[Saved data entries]

-- Begin --

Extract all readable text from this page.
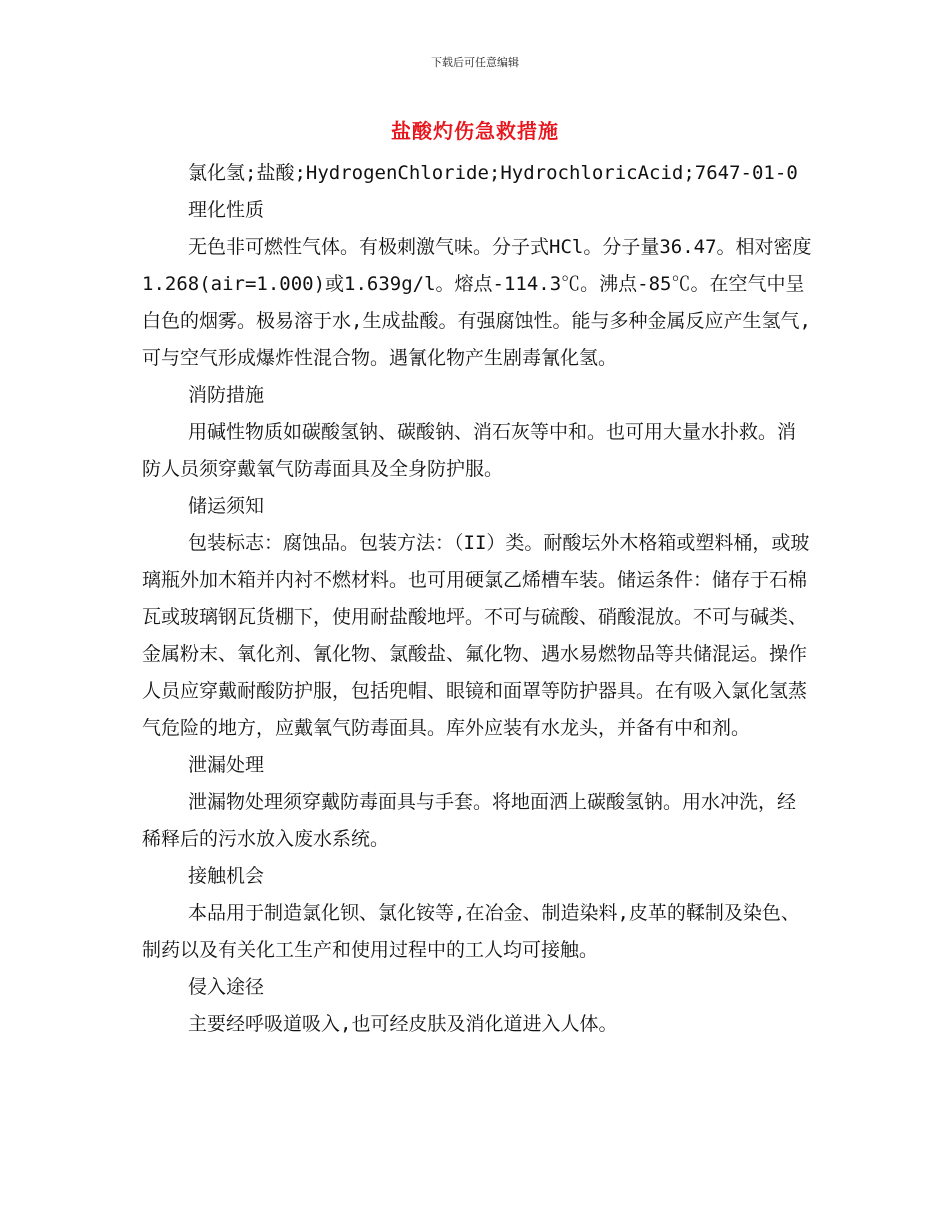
下载后可任意编辑
盐酸灼伤急救措施

氯化氢;盐酸;HydrogenChloride;HydrochloricAcid;7647-01-0

理化性质

无色非可燃性气体。有极刺激气味。分子式HCl。分子量36.47。相对密度1.268(air=1.000)或1.639g/l。熔点-114.3℃。沸点-85℃。在空气中呈白色的烟雾。极易溶于水,生成盐酸。有强腐蚀性。能与多种金属反应产生氢气,可与空气形成爆炸性混合物。遇氰化物产生剧毒氰化氢。

消防措施

用碱性物质如碳酸氢钠、碳酸钠、消石灰等中和。也可用大量水扑救。消防人员须穿戴氧气防毒面具及全身防护服。

储运须知

包装标志：腐蚀品。包装方法：（II）类。耐酸坛外木格箱或塑料桶，或玻璃瓶外加木箱并内衬不燃材料。也可用硬氯乙烯槽车装。储运条件：储存于石棉瓦或玻璃钢瓦货棚下，使用耐盐酸地坪。不可与硫酸、硝酸混放。不可与碱类、金属粉末、氧化剂、氰化物、氯酸盐、氟化物、遇水易燃物品等共储混运。操作人员应穿戴耐酸防护服，包括兜帽、眼镜和面罩等防护器具。在有吸入氯化氢蒸气危险的地方，应戴氧气防毒面具。库外应装有水龙头，并备有中和剂。

泄漏处理

泄漏物处理须穿戴防毒面具与手套。将地面洒上碳酸氢钠。用水冲洗，经稀释后的污水放入废水系统。

接触机会

本品用于制造氯化钡、氯化铵等,在冶金、制造染料,皮革的鞣制及染色、制药以及有关化工生产和使用过程中的工人均可接触。

侵入途径

主要经呼吸道吸入,也可经皮肤及消化道进入人体。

-- End --

(SHORT PROBLEM):
Set the listing down in full and exactly. Pictures within it should not appear in the copy.

(FINAL RESULT):
Extract all readable text from this page.
下载后可任意编辑
盐酸灼伤急救措施

氯化氢;盐酸;HydrogenChloride;HydrochloricAcid;7647-01-0

理化性质

无色非可燃性气体。有极刺激气味。分子式HCl。分子量36.47。相对密度1.268(air=1.000)或1.639g/l。熔点-114.3℃。沸点-85℃。在空气中呈白色的烟雾。极易溶于水,生成盐酸。有强腐蚀性。能与多种金属反应产生氢气,可与空气形成爆炸性混合物。遇氰化物产生剧毒氰化氢。

消防措施

用碱性物质如碳酸氢钠、碳酸钠、消石灰等中和。也可用大量水扑救。消防人员须穿戴氧气防毒面具及全身防护服。

储运须知

包装标志：腐蚀品。包装方法：（II）类。耐酸坛外木格箱或塑料桶，或玻璃瓶外加木箱并内衬不燃材料。也可用硬氯乙烯槽车装。储运条件：储存于石棉瓦或玻璃钢瓦货棚下，使用耐盐酸地坪。不可与硫酸、硝酸混放。不可与碱类、金属粉末、氧化剂、氰化物、氯酸盐、氟化物、遇水易燃物品等共储混运。操作人员应穿戴耐酸防护服，包括兜帽、眼镜和面罩等防护器具。在有吸入氯化氢蒸气危险的地方，应戴氧气防毒面具。库外应装有水龙头，并备有中和剂。

泄漏处理

泄漏物处理须穿戴防毒面具与手套。将地面洒上碳酸氢钠。用水冲洗，经稀释后的污水放入废水系统。

接触机会

本品用于制造氯化钡、氯化铵等,在冶金、制造染料,皮革的鞣制及染色、制药以及有关化工生产和使用过程中的工人均可接触。

侵入途径

主要经呼吸道吸入,也可经皮肤及消化道进入人体。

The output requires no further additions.